** begin Dataset content **

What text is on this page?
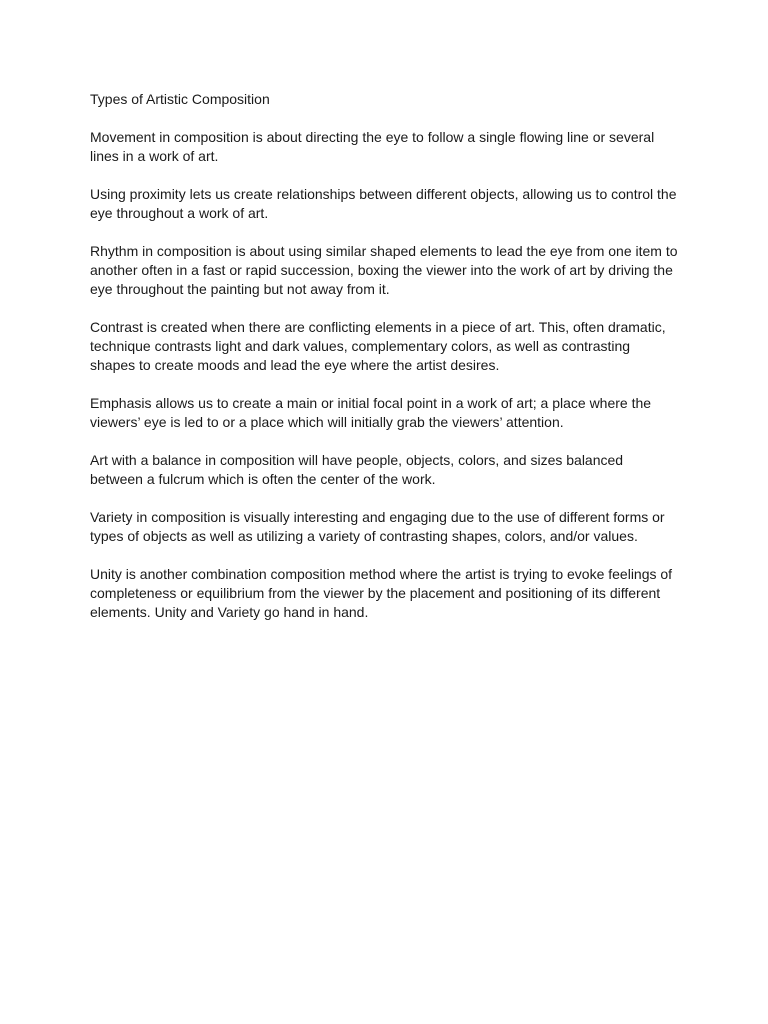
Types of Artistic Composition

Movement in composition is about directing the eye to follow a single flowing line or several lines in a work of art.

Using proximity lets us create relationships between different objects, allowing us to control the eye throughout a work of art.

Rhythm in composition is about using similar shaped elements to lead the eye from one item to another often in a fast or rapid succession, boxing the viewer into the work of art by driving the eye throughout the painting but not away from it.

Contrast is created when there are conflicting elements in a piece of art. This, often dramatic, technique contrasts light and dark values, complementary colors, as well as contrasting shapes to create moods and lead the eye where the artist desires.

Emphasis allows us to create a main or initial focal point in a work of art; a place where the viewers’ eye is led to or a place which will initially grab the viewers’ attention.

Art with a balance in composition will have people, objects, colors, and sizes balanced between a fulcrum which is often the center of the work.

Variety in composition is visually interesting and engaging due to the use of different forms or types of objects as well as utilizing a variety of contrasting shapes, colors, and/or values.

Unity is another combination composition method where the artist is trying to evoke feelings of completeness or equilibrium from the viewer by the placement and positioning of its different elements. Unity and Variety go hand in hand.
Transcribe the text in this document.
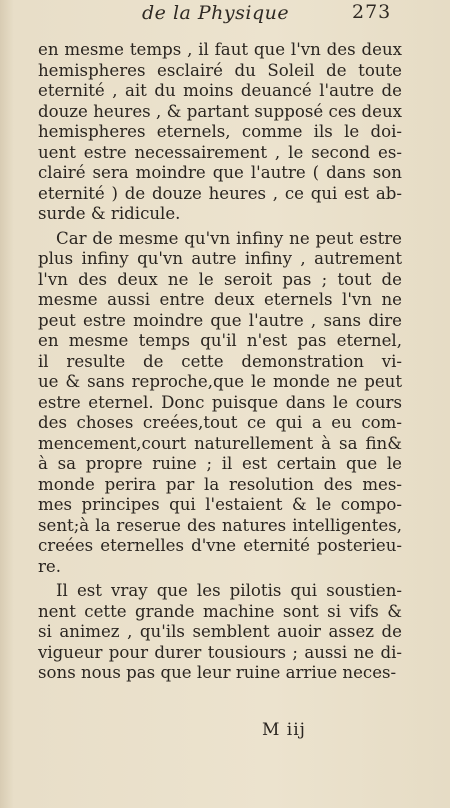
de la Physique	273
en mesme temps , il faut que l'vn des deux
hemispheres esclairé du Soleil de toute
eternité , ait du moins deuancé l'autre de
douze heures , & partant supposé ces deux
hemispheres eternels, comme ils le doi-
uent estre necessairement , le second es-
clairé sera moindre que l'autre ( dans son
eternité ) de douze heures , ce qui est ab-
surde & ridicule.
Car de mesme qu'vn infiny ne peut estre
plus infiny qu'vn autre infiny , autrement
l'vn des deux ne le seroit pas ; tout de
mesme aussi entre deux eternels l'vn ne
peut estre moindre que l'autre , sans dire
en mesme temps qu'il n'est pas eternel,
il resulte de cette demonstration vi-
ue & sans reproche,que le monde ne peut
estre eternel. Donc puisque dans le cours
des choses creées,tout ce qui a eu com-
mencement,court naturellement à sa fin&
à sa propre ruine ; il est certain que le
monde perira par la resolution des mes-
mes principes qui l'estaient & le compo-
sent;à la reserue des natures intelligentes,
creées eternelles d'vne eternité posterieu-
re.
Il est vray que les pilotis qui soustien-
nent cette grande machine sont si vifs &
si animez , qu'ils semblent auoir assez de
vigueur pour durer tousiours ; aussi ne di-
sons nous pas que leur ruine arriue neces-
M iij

** end Dataset content **

Copy the data exactly. Any picture it contains is to be omitted.

What text is on this page?
Types of Artistic Composition

Movement in composition is about directing the eye to follow a single flowing line or several lines in a work of art.

Using proximity lets us create relationships between different objects, allowing us to control the eye throughout a work of art.

Rhythm in composition is about using similar shaped elements to lead the eye from one item to another often in a fast or rapid succession, boxing the viewer into the work of art by driving the eye throughout the painting but not away from it.

Contrast is created when there are conflicting elements in a piece of art. This, often dramatic, technique contrasts light and dark values, complementary colors, as well as contrasting shapes to create moods and lead the eye where the artist desires.

Emphasis allows us to create a main or initial focal point in a work of art; a place where the viewers’ eye is led to or a place which will initially grab the viewers’ attention.

Art with a balance in composition will have people, objects, colors, and sizes balanced between a fulcrum which is often the center of the work.

Variety in composition is visually interesting and engaging due to the use of different forms or types of objects as well as utilizing a variety of contrasting shapes, colors, and/or values.

Unity is another combination composition method where the artist is trying to evoke feelings of completeness or equilibrium from the viewer by the placement and positioning of its different elements. Unity and Variety go hand in hand.
Transcribe the text in this document.
de la Physique	273
en mesme temps , il faut que l'vn des deux
hemispheres esclairé du Soleil de toute
eternité , ait du moins deuancé l'autre de
douze heures , & partant supposé ces deux
hemispheres eternels, comme ils le doi-
uent estre necessairement , le second es-
clairé sera moindre que l'autre ( dans son
eternité ) de douze heures , ce qui est ab-
surde & ridicule.
Car de mesme qu'vn infiny ne peut estre
plus infiny qu'vn autre infiny , autrement
l'vn des deux ne le seroit pas ; tout de
mesme aussi entre deux eternels l'vn ne
peut estre moindre que l'autre , sans dire
en mesme temps qu'il n'est pas eternel,
il resulte de cette demonstration vi-
ue & sans reproche,que le monde ne peut
estre eternel. Donc puisque dans le cours
des choses creées,tout ce qui a eu com-
mencement,court naturellement à sa fin&
à sa propre ruine ; il est certain que le
monde perira par la resolution des mes-
mes principes qui l'estaient & le compo-
sent;à la reserue des natures intelligentes,
creées eternelles d'vne eternité posterieu-
re.
Il est vray que les pilotis qui soustien-
nent cette grande machine sont si vifs &
si animez , qu'ils semblent auoir assez de
vigueur pour durer tousiours ; aussi ne di-
sons nous pas que leur ruine arriue neces-
M iij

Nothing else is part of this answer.